#### [CHALLENGE]
Images are not part of the copy; write out the rest of the data exactly as given.

#### [RECORDED DATA]

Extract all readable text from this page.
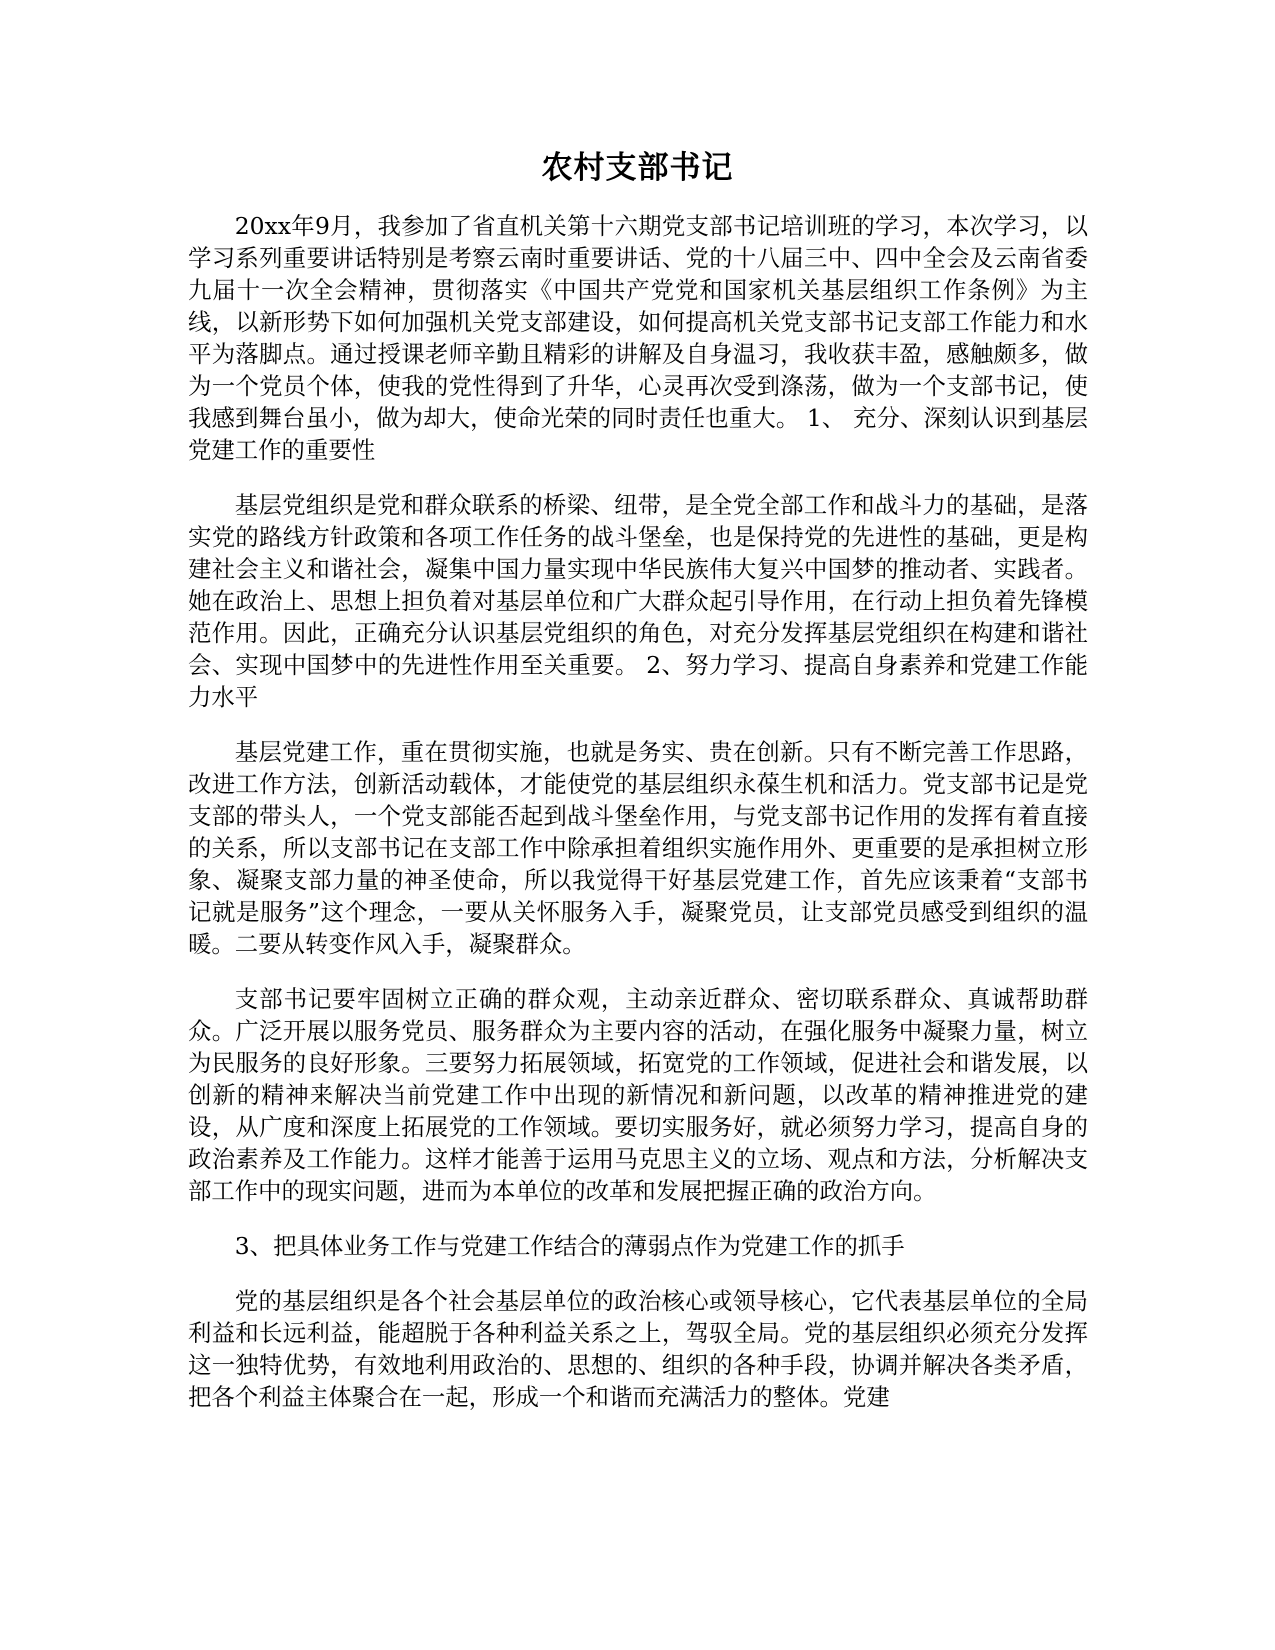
农村支部书记

20xx年9月，我参加了省直机关第十六期党支部书记培训班的学习，本次学习，以学习系列重要讲话特别是考察云南时重要讲话、党的十八届三中、四中全会及云南省委九届十一次全会精神，贯彻落实《中国共产党党和国家机关基层组织工作条例》为主线，以新形势下如何加强机关党支部建设，如何提高机关党支部书记支部工作能力和水平为落脚点。通过授课老师辛勤且精彩的讲解及自身温习，我收获丰盈，感触颇多，做为一个党员个体，使我的党性得到了升华，心灵再次受到涤荡，做为一个支部书记，使我感到舞台虽小，做为却大，使命光荣的同时责任也重大。 1、 充分、深刻认识到基层党建工作的重要性

基层党组织是党和群众联系的桥梁、纽带，是全党全部工作和战斗力的基础，是落实党的路线方针政策和各项工作任务的战斗堡垒，也是保持党的先进性的基础，更是构建社会主义和谐社会，凝集中国力量实现中华民族伟大复兴中国梦的推动者、实践者。她在政治上、思想上担负着对基层单位和广大群众起引导作用，在行动上担负着先锋模范作用。因此，正确充分认识基层党组织的角色，对充分发挥基层党组织在构建和谐社会、实现中国梦中的先进性作用至关重要。 2、努力学习、提高自身素养和党建工作能力水平

基层党建工作，重在贯彻实施，也就是务实、贵在创新。只有不断完善工作思路，改进工作方法，创新活动载体，才能使党的基层组织永葆生机和活力。党支部书记是党支部的带头人，一个党支部能否起到战斗堡垒作用，与党支部书记作用的发挥有着直接的关系，所以支部书记在支部工作中除承担着组织实施作用外、更重要的是承担树立形象、凝聚支部力量的神圣使命，所以我觉得干好基层党建工作，首先应该秉着“支部书记就是服务”这个理念，一要从关怀服务入手，凝聚党员，让支部党员感受到组织的温暖。二要从转变作风入手，凝聚群众。

支部书记要牢固树立正确的群众观，主动亲近群众、密切联系群众、真诚帮助群众。广泛开展以服务党员、服务群众为主要内容的活动，在强化服务中凝聚力量，树立为民服务的良好形象。三要努力拓展领域，拓宽党的工作领域，促进社会和谐发展，以创新的精神来解决当前党建工作中出现的新情况和新问题，以改革的精神推进党的建设，从广度和深度上拓展党的工作领域。要切实服务好，就必须努力学习，提高自身的政治素养及工作能力。这样才能善于运用马克思主义的立场、观点和方法，分析解决支部工作中的现实问题，进而为本单位的改革和发展把握正确的政治方向。

3、把具体业务工作与党建工作结合的薄弱点作为党建工作的抓手

党的基层组织是各个社会基层单位的政治核心或领导核心，它代表基层单位的全局利益和长远利益，能超脱于各种利益关系之上，驾驭全局。党的基层组织必须充分发挥这一独特优势，有效地利用政治的、思想的、组织的各种手段，协调并解决各类矛盾，把各个利益主体聚合在一起，形成一个和谐而充满活力的整体。党建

#### [OUTPUT FOR THIS TASK]
Extract all readable text from this page.
农村支部书记

20xx年9月，我参加了省直机关第十六期党支部书记培训班的学习，本次学习，以学习系列重要讲话特别是考察云南时重要讲话、党的十八届三中、四中全会及云南省委九届十一次全会精神，贯彻落实《中国共产党党和国家机关基层组织工作条例》为主线，以新形势下如何加强机关党支部建设，如何提高机关党支部书记支部工作能力和水平为落脚点。通过授课老师辛勤且精彩的讲解及自身温习，我收获丰盈，感触颇多，做为一个党员个体，使我的党性得到了升华，心灵再次受到涤荡，做为一个支部书记，使我感到舞台虽小，做为却大，使命光荣的同时责任也重大。 1、 充分、深刻认识到基层党建工作的重要性

基层党组织是党和群众联系的桥梁、纽带，是全党全部工作和战斗力的基础，是落实党的路线方针政策和各项工作任务的战斗堡垒，也是保持党的先进性的基础，更是构建社会主义和谐社会，凝集中国力量实现中华民族伟大复兴中国梦的推动者、实践者。她在政治上、思想上担负着对基层单位和广大群众起引导作用，在行动上担负着先锋模范作用。因此，正确充分认识基层党组织的角色，对充分发挥基层党组织在构建和谐社会、实现中国梦中的先进性作用至关重要。 2、努力学习、提高自身素养和党建工作能力水平

基层党建工作，重在贯彻实施，也就是务实、贵在创新。只有不断完善工作思路，改进工作方法，创新活动载体，才能使党的基层组织永葆生机和活力。党支部书记是党支部的带头人，一个党支部能否起到战斗堡垒作用，与党支部书记作用的发挥有着直接的关系，所以支部书记在支部工作中除承担着组织实施作用外、更重要的是承担树立形象、凝聚支部力量的神圣使命，所以我觉得干好基层党建工作，首先应该秉着“支部书记就是服务”这个理念，一要从关怀服务入手，凝聚党员，让支部党员感受到组织的温暖。二要从转变作风入手，凝聚群众。

支部书记要牢固树立正确的群众观，主动亲近群众、密切联系群众、真诚帮助群众。广泛开展以服务党员、服务群众为主要内容的活动，在强化服务中凝聚力量，树立为民服务的良好形象。三要努力拓展领域，拓宽党的工作领域，促进社会和谐发展，以创新的精神来解决当前党建工作中出现的新情况和新问题，以改革的精神推进党的建设，从广度和深度上拓展党的工作领域。要切实服务好，就必须努力学习，提高自身的政治素养及工作能力。这样才能善于运用马克思主义的立场、观点和方法，分析解决支部工作中的现实问题，进而为本单位的改革和发展把握正确的政治方向。

3、把具体业务工作与党建工作结合的薄弱点作为党建工作的抓手

党的基层组织是各个社会基层单位的政治核心或领导核心，它代表基层单位的全局利益和长远利益，能超脱于各种利益关系之上，驾驭全局。党的基层组织必须充分发挥这一独特优势，有效地利用政治的、思想的、组织的各种手段，协调并解决各类矛盾，把各个利益主体聚合在一起，形成一个和谐而充满活力的整体。党建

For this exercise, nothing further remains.